→ **Written instruction**: Gather every line of the entries that includes the word "name".

··· Given entries

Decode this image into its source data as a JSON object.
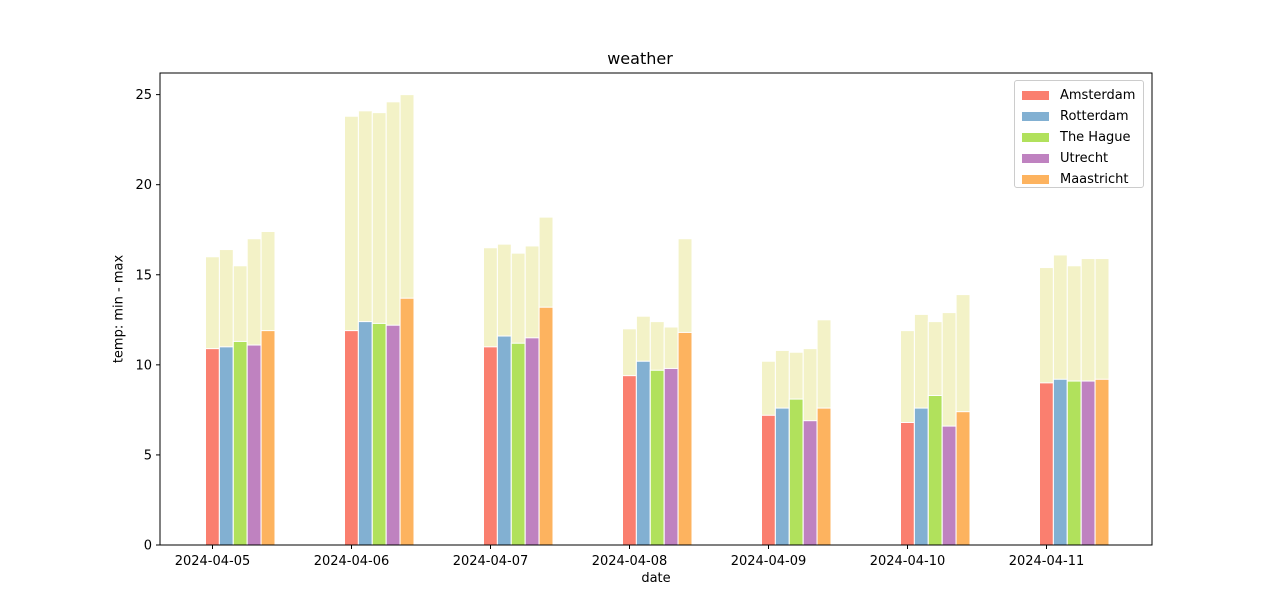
{
  "chart_data": {
    "type": "bar",
    "title": "weather",
    "xlabel": "date",
    "ylabel": "temp: min - max",
    "ylim": [
      0,
      26.2
    ],
    "yticks": [
      0,
      5,
      10,
      15,
      20,
      25
    ],
    "categories": [
      "2024-04-05",
      "2024-04-06",
      "2024-04-07",
      "2024-04-08",
      "2024-04-09",
      "2024-04-10",
      "2024-04-11"
    ],
    "max_color": "#f3f2c7",
    "legend_position": "top-right",
    "grid": false,
    "series": [
      {
        "name": "Amsterdam",
        "color": "#fa7f6f",
        "min": [
          10.9,
          11.9,
          11.0,
          9.4,
          7.2,
          6.8,
          9.0
        ],
        "max": [
          16.0,
          23.8,
          16.5,
          12.0,
          10.2,
          11.9,
          15.4
        ]
      },
      {
        "name": "Rotterdam",
        "color": "#82b0d2",
        "min": [
          11.0,
          12.4,
          11.6,
          10.2,
          7.6,
          7.6,
          9.2
        ],
        "max": [
          16.4,
          24.1,
          16.7,
          12.7,
          10.8,
          12.8,
          16.1
        ]
      },
      {
        "name": "The Hague",
        "color": "#b1e15c",
        "min": [
          11.3,
          12.3,
          11.2,
          9.7,
          8.1,
          8.3,
          9.1
        ],
        "max": [
          15.5,
          24.0,
          16.2,
          12.4,
          10.7,
          12.4,
          15.5
        ]
      },
      {
        "name": "Utrecht",
        "color": "#bf82c0",
        "min": [
          11.1,
          12.2,
          11.5,
          9.8,
          6.9,
          6.6,
          9.1
        ],
        "max": [
          17.0,
          24.6,
          16.6,
          12.1,
          10.9,
          12.9,
          15.9
        ]
      },
      {
        "name": "Maastricht",
        "color": "#fdb35f",
        "min": [
          11.9,
          13.7,
          13.2,
          11.8,
          7.6,
          7.4,
          9.2
        ],
        "max": [
          17.4,
          25.0,
          18.2,
          17.0,
          12.5,
          13.9,
          15.9
        ]
      }
    ]
  }
}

······

→ **Task response**:
        "name": "Amsterdam",
        "name": "Rotterdam",
        "name": "The Hague",
        "name": "Utrecht",
        "name": "Maastricht",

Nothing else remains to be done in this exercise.